- Items
────

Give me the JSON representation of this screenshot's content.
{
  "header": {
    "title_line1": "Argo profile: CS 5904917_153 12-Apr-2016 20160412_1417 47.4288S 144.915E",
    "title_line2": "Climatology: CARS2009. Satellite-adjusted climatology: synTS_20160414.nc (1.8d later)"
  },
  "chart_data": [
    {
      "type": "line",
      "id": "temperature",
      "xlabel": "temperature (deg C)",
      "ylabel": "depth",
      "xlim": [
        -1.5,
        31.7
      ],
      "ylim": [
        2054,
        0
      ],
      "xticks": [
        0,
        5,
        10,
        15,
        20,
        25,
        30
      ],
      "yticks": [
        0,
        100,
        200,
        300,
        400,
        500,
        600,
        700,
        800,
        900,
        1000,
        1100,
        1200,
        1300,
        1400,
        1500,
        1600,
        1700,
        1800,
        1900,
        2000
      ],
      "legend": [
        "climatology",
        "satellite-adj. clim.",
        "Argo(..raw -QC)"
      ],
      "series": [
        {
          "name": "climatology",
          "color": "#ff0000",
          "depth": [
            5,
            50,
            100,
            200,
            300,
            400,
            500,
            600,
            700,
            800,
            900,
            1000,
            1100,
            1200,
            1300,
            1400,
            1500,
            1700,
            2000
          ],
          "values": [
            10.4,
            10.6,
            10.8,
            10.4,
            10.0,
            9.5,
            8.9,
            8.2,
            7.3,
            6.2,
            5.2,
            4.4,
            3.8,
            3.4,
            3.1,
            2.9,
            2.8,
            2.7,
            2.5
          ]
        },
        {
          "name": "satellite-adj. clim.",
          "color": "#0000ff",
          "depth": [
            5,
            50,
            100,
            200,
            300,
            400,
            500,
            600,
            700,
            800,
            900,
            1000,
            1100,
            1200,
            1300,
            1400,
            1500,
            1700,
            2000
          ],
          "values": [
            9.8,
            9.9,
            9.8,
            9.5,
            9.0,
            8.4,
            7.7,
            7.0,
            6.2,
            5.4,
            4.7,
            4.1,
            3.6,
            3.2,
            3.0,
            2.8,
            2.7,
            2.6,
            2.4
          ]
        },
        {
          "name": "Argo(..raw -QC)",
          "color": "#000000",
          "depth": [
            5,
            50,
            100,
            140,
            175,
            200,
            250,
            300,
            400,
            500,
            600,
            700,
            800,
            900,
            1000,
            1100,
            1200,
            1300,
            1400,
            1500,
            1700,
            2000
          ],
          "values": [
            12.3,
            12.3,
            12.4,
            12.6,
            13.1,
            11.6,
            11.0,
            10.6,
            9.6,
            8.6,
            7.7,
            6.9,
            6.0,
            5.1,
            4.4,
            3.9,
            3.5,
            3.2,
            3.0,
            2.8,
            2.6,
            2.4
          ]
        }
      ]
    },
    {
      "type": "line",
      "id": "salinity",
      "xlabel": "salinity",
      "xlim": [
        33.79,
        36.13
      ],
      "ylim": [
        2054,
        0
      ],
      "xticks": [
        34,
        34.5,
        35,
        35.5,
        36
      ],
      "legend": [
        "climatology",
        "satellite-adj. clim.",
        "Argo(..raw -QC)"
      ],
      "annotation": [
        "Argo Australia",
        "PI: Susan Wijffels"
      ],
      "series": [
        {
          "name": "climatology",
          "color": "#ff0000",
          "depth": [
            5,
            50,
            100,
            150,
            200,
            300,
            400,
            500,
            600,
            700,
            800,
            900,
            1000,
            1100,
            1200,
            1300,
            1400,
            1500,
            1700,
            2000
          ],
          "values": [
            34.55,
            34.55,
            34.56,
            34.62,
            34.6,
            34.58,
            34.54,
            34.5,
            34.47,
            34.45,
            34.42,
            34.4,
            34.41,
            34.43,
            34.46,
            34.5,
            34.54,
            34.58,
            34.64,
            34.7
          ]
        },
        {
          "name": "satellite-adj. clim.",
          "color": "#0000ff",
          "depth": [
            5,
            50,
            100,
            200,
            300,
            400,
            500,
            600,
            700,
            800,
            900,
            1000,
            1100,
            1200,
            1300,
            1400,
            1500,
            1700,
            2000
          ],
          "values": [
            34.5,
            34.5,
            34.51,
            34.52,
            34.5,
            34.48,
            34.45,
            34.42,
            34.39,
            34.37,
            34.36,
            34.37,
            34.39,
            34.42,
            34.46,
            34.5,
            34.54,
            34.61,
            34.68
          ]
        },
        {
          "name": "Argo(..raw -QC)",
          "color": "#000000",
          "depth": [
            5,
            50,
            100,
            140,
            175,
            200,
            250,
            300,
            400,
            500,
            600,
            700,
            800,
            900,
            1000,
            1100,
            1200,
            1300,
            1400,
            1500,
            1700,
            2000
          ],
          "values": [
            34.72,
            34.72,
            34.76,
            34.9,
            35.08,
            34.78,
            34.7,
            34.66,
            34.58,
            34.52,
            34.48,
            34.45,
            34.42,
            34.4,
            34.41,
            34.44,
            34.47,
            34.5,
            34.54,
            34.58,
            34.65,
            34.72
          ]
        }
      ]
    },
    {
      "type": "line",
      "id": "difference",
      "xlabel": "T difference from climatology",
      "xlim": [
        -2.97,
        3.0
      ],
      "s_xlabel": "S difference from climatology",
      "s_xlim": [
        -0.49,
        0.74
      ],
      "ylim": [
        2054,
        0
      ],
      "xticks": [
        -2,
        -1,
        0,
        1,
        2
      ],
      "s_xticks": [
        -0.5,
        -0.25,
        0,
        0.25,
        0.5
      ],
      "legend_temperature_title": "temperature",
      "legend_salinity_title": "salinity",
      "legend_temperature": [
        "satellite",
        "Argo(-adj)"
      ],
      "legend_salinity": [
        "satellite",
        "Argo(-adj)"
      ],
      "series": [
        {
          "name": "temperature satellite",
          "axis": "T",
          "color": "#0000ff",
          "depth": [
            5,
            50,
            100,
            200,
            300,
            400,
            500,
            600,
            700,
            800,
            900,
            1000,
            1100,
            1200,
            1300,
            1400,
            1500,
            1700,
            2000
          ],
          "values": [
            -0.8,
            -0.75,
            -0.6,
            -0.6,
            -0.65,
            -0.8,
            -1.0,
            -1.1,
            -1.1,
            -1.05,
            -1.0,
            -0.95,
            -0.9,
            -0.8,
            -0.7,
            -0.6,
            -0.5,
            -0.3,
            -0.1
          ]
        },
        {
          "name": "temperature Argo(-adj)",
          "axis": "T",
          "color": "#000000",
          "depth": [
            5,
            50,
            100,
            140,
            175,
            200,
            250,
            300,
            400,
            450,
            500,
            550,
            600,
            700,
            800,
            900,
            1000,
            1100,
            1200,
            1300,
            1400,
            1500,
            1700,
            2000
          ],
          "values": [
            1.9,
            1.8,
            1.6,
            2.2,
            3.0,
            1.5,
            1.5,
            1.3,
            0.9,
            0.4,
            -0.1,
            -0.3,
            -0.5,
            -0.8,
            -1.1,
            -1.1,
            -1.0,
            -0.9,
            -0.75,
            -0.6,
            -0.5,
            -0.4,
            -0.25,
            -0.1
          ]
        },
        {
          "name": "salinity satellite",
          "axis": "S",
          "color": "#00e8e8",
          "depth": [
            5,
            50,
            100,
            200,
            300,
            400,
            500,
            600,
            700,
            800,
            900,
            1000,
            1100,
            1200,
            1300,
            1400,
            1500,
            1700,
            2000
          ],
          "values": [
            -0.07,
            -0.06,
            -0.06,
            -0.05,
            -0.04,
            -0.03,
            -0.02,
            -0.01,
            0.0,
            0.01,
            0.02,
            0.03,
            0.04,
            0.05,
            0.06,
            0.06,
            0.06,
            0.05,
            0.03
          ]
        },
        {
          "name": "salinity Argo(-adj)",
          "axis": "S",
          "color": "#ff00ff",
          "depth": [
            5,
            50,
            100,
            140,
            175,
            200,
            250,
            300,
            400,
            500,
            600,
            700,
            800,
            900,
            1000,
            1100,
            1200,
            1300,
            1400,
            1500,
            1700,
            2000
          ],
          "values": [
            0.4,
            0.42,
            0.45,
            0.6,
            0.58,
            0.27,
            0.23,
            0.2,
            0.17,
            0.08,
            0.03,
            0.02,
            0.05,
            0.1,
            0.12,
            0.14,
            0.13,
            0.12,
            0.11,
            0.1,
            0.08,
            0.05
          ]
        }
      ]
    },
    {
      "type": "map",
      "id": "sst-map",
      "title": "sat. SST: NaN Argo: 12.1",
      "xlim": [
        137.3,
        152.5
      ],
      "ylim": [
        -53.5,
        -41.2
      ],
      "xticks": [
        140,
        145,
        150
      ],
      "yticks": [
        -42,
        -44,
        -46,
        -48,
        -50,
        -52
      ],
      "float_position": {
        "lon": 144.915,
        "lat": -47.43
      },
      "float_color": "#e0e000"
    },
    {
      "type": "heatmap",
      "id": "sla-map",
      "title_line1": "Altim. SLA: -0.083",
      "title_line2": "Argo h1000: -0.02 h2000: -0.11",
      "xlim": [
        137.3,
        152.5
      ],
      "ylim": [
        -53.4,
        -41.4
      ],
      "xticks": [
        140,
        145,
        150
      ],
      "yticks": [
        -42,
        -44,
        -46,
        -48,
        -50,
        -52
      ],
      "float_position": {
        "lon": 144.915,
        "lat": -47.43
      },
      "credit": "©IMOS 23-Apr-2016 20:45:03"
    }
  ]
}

────

- Description of the task
Only the number is wanted: how many lines in the entries above contain the word "from"?

- Exercise response
2